--- start Exercise data ---
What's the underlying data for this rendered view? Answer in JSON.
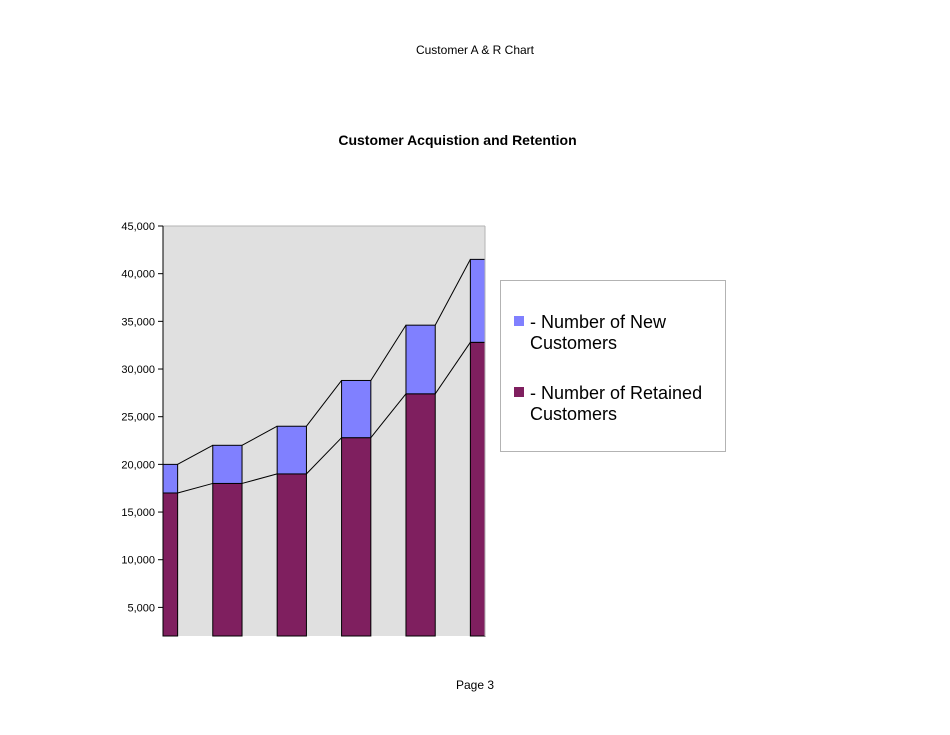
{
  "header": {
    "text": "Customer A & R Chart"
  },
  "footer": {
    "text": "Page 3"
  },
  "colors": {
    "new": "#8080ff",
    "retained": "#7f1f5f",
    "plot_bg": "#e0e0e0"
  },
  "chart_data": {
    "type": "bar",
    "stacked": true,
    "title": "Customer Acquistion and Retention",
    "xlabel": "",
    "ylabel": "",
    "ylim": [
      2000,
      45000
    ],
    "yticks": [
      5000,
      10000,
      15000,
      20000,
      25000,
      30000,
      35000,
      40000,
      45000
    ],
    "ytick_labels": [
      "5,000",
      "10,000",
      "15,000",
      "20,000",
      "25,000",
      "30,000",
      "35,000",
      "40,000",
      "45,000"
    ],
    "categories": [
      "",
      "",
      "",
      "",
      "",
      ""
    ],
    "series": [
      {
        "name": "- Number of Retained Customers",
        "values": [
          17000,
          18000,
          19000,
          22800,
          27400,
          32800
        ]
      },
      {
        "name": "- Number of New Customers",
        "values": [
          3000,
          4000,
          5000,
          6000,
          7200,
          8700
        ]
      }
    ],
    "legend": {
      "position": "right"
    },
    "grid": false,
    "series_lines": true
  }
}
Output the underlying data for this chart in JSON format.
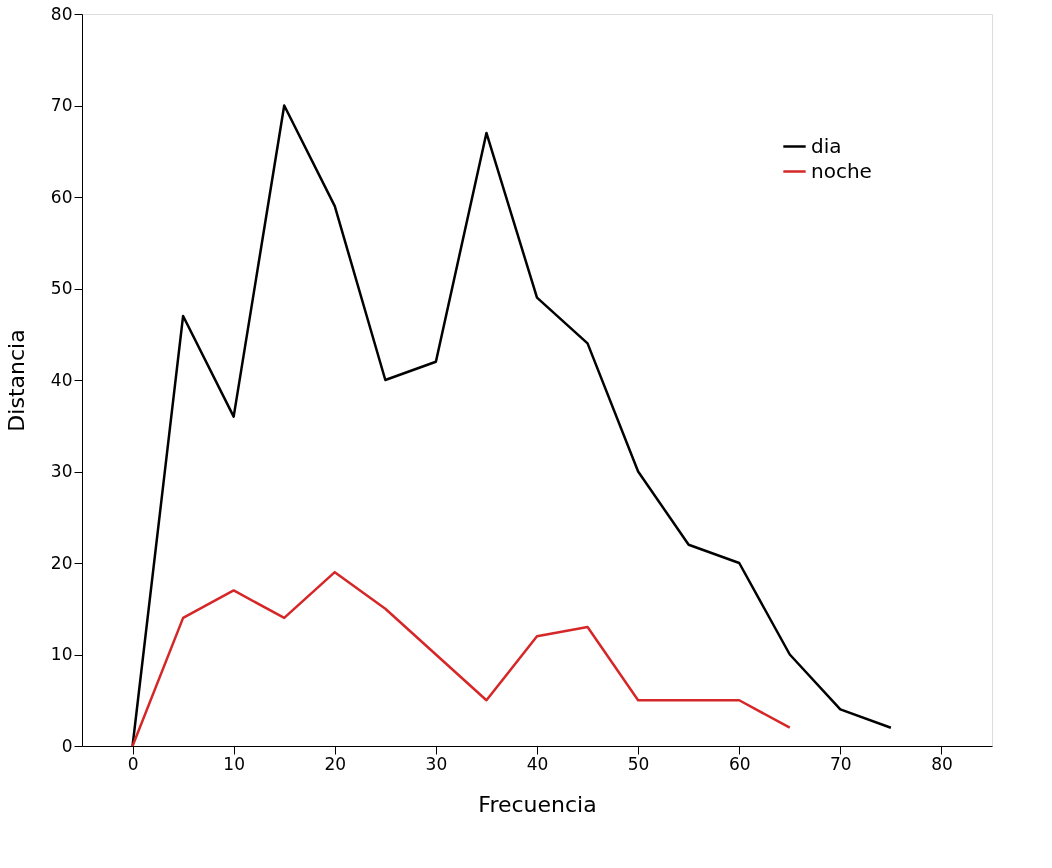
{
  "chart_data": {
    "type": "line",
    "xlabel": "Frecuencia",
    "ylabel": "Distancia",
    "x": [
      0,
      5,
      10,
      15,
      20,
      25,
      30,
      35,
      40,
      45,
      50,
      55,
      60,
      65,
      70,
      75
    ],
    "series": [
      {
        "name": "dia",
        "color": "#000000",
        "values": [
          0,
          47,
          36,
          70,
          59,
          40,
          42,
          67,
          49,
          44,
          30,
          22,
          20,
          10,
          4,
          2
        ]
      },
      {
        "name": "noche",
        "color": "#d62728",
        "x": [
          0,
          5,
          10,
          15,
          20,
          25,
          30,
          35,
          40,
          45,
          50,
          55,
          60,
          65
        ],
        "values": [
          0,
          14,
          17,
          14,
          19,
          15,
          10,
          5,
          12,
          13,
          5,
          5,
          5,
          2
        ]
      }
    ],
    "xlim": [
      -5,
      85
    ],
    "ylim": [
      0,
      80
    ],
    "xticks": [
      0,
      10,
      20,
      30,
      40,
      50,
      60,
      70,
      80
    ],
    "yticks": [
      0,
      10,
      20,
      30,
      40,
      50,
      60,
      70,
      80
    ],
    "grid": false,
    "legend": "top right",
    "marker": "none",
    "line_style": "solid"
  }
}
--- end Exercise data ---
--- start Exercise data ---
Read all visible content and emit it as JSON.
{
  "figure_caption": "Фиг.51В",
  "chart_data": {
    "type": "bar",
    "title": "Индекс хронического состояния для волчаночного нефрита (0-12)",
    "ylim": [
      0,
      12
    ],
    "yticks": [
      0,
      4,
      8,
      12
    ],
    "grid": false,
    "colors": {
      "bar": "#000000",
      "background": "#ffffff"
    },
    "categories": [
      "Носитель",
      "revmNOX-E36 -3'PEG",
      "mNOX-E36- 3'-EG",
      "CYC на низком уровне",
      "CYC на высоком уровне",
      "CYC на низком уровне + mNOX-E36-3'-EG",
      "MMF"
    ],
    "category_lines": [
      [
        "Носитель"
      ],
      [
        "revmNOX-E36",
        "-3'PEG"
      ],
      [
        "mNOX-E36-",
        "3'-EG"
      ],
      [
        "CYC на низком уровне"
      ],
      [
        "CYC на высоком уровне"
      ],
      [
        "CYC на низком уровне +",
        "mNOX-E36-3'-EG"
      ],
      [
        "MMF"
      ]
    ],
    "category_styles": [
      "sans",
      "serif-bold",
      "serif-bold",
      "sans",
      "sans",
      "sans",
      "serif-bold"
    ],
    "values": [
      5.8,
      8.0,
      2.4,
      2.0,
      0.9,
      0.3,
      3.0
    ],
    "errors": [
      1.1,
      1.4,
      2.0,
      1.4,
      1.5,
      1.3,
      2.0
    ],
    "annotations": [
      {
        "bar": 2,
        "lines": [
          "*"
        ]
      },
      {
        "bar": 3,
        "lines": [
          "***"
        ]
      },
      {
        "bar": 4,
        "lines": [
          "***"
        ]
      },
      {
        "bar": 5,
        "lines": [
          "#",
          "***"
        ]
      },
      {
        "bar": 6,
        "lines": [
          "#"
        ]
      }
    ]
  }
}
--- end Exercise data ---
Instructions for the task> The answer should be a single number: the count of lines in the data that include the string "JSON".

Exercise solution> 3